    Im Auftrag einiger Bundesländer wurden jetzt nämlich die Risiken untersucht, die von den Druckfarben ausgehen, mit denen Becher Teller, Pappkartons, Bäckertüten oder Servietten bedruckt sind. Viele Farben können "primäre aromatische Amine" enthalten – und die können krebserzeugende und erbgutverändernde Eigenschaften aufweisen. Für den Verbraucher ist das gefährlich, weil die Farben in das Essen übergehen können.
    Das Bundesinstitut für Risikobewertung ist also zu dem Schluss gekommen, dass der Verbraucher auf jeden Fall so wenig wie möglich mit solchen Substanzen in Kontakt kommen sollte – und der derzeitige Grenzwert für krebserzeugende primäre aromatische Amine sollte überprüft werden.

▶ [Vorliegende Informationen]
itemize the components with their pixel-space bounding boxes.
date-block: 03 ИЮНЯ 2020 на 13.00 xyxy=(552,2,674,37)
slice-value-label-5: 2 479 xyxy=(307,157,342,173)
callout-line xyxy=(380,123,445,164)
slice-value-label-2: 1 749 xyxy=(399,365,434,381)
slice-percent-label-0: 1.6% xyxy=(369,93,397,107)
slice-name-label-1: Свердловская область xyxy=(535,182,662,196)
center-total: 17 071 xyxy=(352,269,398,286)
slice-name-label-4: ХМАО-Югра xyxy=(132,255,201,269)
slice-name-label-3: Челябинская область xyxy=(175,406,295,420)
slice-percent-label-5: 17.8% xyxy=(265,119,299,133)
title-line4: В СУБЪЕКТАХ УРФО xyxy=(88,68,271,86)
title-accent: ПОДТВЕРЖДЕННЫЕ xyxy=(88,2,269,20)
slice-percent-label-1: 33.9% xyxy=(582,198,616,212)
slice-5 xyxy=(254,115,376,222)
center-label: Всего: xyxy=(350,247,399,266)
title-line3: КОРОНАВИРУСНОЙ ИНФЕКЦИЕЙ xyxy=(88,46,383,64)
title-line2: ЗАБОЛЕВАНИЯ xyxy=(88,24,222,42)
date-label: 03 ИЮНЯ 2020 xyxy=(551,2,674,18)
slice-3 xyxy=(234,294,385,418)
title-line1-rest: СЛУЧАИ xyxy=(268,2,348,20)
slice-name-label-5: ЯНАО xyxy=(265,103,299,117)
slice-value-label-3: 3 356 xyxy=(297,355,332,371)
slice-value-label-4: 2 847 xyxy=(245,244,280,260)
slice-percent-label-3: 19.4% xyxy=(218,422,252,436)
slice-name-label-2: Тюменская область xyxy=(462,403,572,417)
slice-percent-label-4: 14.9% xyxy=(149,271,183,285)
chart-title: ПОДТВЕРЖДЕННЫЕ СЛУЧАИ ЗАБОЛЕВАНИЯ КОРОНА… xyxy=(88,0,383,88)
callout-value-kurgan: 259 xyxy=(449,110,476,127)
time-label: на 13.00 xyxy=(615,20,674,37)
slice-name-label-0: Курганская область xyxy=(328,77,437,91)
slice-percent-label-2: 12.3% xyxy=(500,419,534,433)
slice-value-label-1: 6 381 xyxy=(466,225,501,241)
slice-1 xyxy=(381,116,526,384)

▶ [Teile der Übung]
1: Fasse im Auszug über Druckfarben den Absatz, der mit „Im Auftrag einiger Bundesländer“ beginnt, kürzer zusammen, ohne seine wesentlichen Fakten wegzulassen.
2: Schreibe aus dem Auszug über Druckfarben die Stelle wörtlich ab, beginnend bei „Das Bundesinstitut für“ und endend bei „sollte überprüft werden.“.

▶ [Antworten in Reihenfolge]
1: Im Auftrag einiger Bundesländer wurden die Risiken von Druckfarben auf Bechern, Tellern, Pappkartons, Bäckertüten und Servietten untersucht. Viele dieser Farben können primäre aromatische Amine enthalten, die krebserzeugend und erbgutverändernd sein können. Für Verbraucher ist das gefährlich, weil die Farben ins Essen übergehen können.

2:
Das Bundesinstitut für Risikobewertung ist also zu dem Schluss gekommen, dass der Verbraucher auf jeden Fall so wenig wie möglich mit solchen Substanzen in Kontakt kommen sollte – und der derzeitige Grenzwert für krebserzeugende primäre aromatische Amine sollte überprüft werden.